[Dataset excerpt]
******************************
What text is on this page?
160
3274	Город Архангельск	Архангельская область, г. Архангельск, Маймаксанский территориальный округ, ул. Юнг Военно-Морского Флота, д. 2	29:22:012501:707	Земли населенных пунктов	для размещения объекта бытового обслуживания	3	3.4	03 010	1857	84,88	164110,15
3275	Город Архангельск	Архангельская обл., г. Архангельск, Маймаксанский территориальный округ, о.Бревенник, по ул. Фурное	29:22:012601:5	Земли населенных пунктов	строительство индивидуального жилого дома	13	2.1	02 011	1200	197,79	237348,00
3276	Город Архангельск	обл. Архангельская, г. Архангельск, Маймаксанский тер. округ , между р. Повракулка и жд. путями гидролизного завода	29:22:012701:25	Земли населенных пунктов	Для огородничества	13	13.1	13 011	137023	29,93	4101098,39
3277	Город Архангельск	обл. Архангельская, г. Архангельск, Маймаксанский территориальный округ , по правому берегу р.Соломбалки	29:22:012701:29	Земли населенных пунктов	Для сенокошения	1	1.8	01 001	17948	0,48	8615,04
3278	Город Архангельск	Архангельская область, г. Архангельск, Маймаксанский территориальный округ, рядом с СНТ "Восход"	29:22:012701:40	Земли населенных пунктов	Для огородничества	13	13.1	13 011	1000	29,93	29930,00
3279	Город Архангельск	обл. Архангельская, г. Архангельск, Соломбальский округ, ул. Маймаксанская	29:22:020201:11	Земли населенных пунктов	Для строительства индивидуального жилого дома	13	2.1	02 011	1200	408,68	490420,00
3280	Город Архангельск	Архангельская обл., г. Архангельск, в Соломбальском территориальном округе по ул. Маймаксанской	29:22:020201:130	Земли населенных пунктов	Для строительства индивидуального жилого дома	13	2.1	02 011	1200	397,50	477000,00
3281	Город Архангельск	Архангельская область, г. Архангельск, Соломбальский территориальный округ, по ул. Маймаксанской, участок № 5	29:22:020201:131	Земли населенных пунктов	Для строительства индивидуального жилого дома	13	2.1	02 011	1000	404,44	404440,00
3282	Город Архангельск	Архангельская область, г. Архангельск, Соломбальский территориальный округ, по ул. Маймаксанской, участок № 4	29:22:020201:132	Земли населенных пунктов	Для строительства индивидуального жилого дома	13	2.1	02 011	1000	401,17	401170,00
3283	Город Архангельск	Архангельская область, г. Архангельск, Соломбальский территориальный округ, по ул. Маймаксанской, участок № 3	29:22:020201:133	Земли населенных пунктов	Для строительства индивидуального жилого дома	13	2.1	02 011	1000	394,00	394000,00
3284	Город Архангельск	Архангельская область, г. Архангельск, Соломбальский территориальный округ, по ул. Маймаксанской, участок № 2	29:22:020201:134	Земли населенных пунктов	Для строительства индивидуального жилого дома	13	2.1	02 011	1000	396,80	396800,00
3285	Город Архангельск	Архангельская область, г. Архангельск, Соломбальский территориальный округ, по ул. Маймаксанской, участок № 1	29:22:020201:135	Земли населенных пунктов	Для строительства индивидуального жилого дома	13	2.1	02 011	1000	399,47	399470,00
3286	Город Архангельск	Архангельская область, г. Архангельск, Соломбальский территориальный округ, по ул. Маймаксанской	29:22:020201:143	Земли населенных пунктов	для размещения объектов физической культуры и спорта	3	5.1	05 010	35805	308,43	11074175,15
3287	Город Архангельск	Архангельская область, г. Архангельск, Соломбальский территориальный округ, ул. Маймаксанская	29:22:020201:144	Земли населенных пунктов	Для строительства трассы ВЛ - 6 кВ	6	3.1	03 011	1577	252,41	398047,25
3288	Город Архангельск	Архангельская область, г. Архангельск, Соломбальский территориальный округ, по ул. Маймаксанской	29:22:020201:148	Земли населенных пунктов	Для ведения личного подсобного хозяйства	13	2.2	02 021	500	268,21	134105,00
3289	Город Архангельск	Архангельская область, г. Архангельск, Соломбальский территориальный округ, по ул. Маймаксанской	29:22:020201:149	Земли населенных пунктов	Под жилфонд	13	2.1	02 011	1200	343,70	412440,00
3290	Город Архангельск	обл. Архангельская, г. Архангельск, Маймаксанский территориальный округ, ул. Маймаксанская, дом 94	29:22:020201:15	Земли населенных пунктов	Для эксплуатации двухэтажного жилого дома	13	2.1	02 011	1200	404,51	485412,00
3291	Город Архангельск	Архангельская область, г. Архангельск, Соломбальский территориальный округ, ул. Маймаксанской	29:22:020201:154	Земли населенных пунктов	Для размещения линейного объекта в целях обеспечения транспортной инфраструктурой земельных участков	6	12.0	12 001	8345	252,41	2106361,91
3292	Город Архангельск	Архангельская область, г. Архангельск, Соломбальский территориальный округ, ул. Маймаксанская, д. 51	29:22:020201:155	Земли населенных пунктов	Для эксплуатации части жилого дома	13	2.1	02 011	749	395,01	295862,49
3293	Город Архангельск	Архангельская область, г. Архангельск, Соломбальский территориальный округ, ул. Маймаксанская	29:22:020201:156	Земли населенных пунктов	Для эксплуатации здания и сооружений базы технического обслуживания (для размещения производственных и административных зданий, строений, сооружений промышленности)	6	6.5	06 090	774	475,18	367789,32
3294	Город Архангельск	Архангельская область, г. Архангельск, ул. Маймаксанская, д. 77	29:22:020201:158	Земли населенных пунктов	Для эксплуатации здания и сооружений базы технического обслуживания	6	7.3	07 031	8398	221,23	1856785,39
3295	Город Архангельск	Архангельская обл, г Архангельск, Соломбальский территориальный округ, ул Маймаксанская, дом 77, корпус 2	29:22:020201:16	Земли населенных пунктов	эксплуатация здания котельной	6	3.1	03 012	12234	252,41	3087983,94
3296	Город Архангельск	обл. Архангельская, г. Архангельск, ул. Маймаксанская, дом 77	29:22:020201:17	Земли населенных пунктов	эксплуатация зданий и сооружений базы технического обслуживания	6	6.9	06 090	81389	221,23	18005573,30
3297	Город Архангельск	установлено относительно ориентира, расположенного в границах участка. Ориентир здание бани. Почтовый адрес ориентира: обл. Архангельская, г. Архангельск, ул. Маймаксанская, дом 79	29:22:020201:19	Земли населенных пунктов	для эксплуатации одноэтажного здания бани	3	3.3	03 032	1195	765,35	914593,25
******************************
> _THE EXERCISE_:
Collect each line above holding the string "эксплуатация".

> _FINAL RESULT_:
3295	Город Архангельск	Архангельская обл, г Архангельск, Соломбальский территориальный округ, ул Маймаксанская, дом 77, корпус 2	29:22:020201:16	Земли населенных пунктов	эксплуатация здания котельной	6	3.1	03 012	12234	252,41	3087983,94
3296	Город Архангельск	обл. Архангельская, г. Архангельск, ул. Маймаксанская, дом 77	29:22:020201:17	Земли населенных пунктов	эксплуатация зданий и сооружений базы технического обслуживания	6	6.9	06 090	81389	221,23	18005573,30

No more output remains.